WRITTEN TASK: Spot each line in the records below where the word "when" occurs, then copy it.

-- Begin RECORDS FOR THIS EXERCISE --

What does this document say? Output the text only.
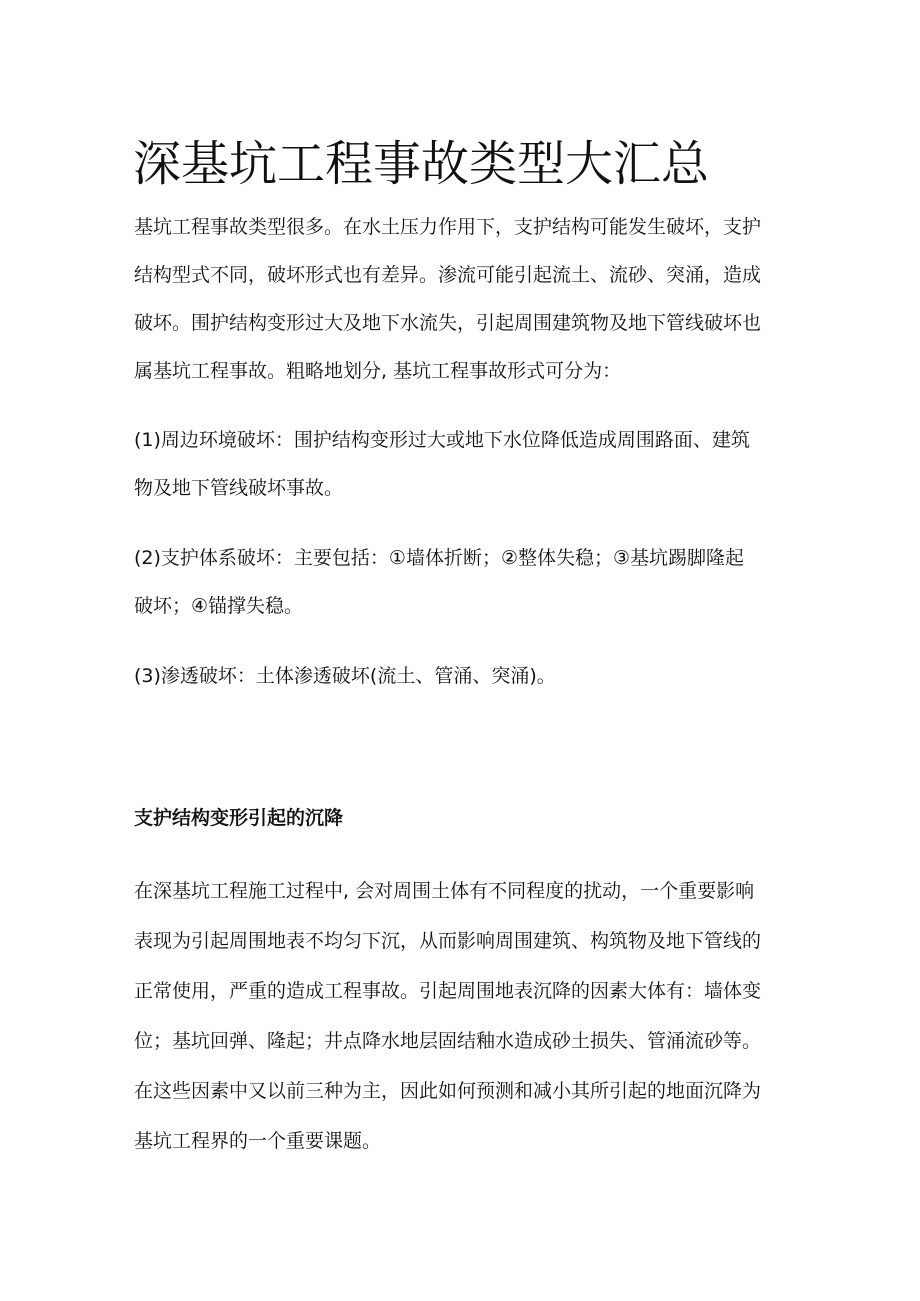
深基坑工程事故类型大汇总

基坑工程事故类型很多。在水土压力作用下，支护结构可能发生破坏，支护
结构型式不同，破坏形式也有差异。渗流可能引起流土、流砂、突涌，造成
破坏。围护结构变形过大及地下水流失，引起周围建筑物及地下管线破坏也
属基坑工程事故。粗略地划分, 基坑工程事故形式可分为：

(1)周边环境破坏：围护结构变形过大或地下水位降低造成周围路面、建筑
物及地下管线破坏事故。

(2)支护体系破坏：主要包括：①墙体折断；②整体失稳；③基坑踢脚隆起
破坏；④锚撑失稳。

(3)渗透破坏：土体渗透破坏(流土、管涌、突涌)。

支护结构变形引起的沉降

在深基坑工程施工过程中, 会对周围土体有不同程度的扰动，一个重要影响
表现为引起周围地表不均匀下沉，从而影响周围建筑、构筑物及地下管线的
正常使用，严重的造成工程事故。引起周围地表沉降的因素大体有：墙体变
位；基坑回弹、隆起；井点降水地层固结釉水造成砂土损失、管涌流砂等。
在这些因素中又以前三种为主，因此如何预测和减小其所引起的地面沉降为
基坑工程界的一个重要课题。
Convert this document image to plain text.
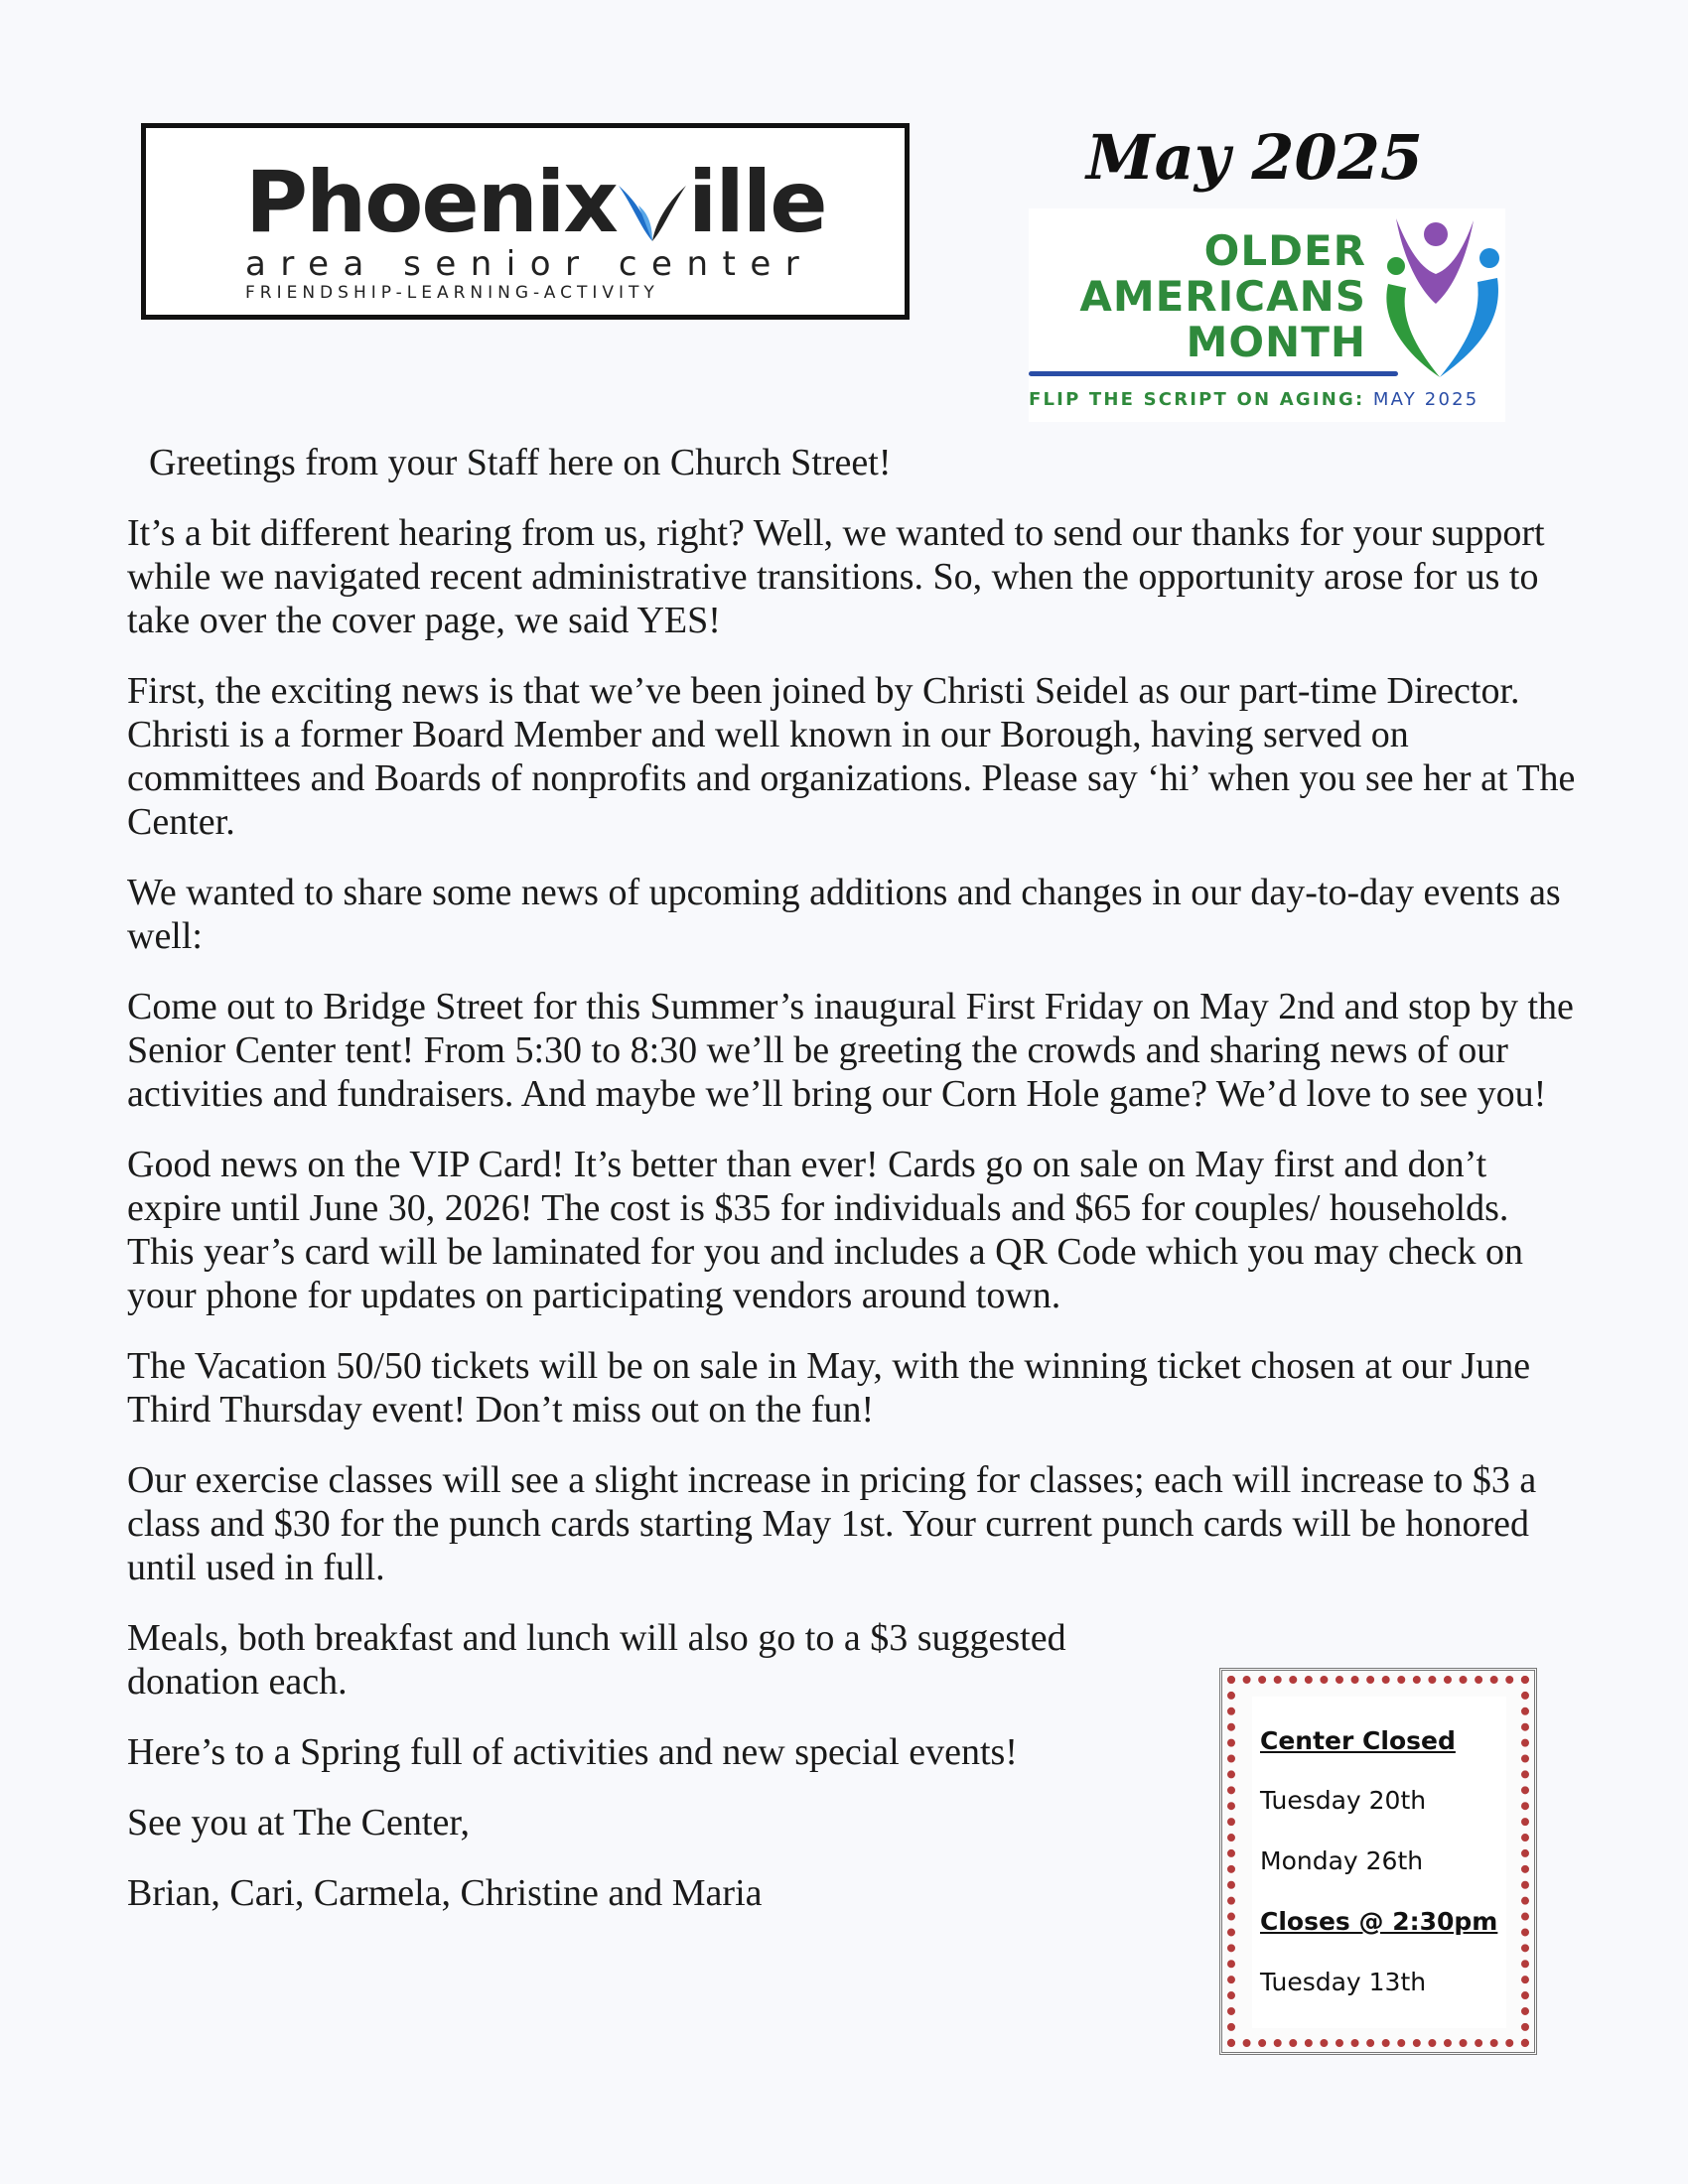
Phoenix ille
area senior center
FRIENDSHIP-LEARNING-ACTIVITY
May 2025
OLDER
AMERICANS
MONTH
FLIP THE SCRIPT ON AGING: MAY 2025

Greetings from your Staff here on Church Street!

It’s a bit different hearing from us, right? Well, we wanted to send our thanks for your support while we navigated recent administrative transitions. So, when the opportunity arose for us to take over the cover page, we said YES!

First, the exciting news is that we’ve been joined by Christi Seidel as our part-time Director. Christi is a former Board Member and well known in our Borough, having served on committees and Boards of nonprofits and organizations. Please say ‘hi’ when you see her at The Center.

We wanted to share some news of upcoming additions and changes in our day-to-day events as well:

Come out to Bridge Street for this Summer’s inaugural First Friday on May 2nd and stop by the Senior Center tent! From 5:30 to 8:30 we’ll be greeting the crowds and sharing news of our activities and fundraisers. And maybe we’ll bring our Corn Hole game? We’d love to see you!

Good news on the VIP Card! It’s better than ever! Cards go on sale on May first and don’t expire until June 30, 2026! The cost is $35 for individuals and $65 for couples/ households. This year’s card will be laminated for you and includes a QR Code which you may check on your phone for updates on participating vendors around town.

The Vacation 50/50 tickets will be on sale in May, with the winning ticket chosen at our June Third Thursday event! Don’t miss out on the fun!

Our exercise classes will see a slight increase in pricing for classes; each will increase to $3 a class and $30 for the punch cards starting May 1st. Your current punch cards will be honored until used in full.

Meals, both breakfast and lunch will also go to a $3 suggested donation each.

Here’s to a Spring full of activities and new special events!

See you at The Center,

Brian, Cari, Carmela, Christine and Maria

Center Closed
Tuesday 20th
Monday 26th
Closes @ 2:30pm
Tuesday 13th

-- End RECORDS FOR THIS EXERCISE --

FINAL ANSWER:
It’s a bit different hearing from us, right? Well, we wanted to send our thanks for your support while we navigated recent administrative transitions. So, when the opportunity arose for us to take over the cover page, we said YES!
First, the exciting news is that we’ve been joined by Christi Seidel as our part-time Director. Christi is a former Board Member and well known in our Borough, having served on committees and Boards of nonprofits and organizations. Please say ‘hi’ when you see her at The Center.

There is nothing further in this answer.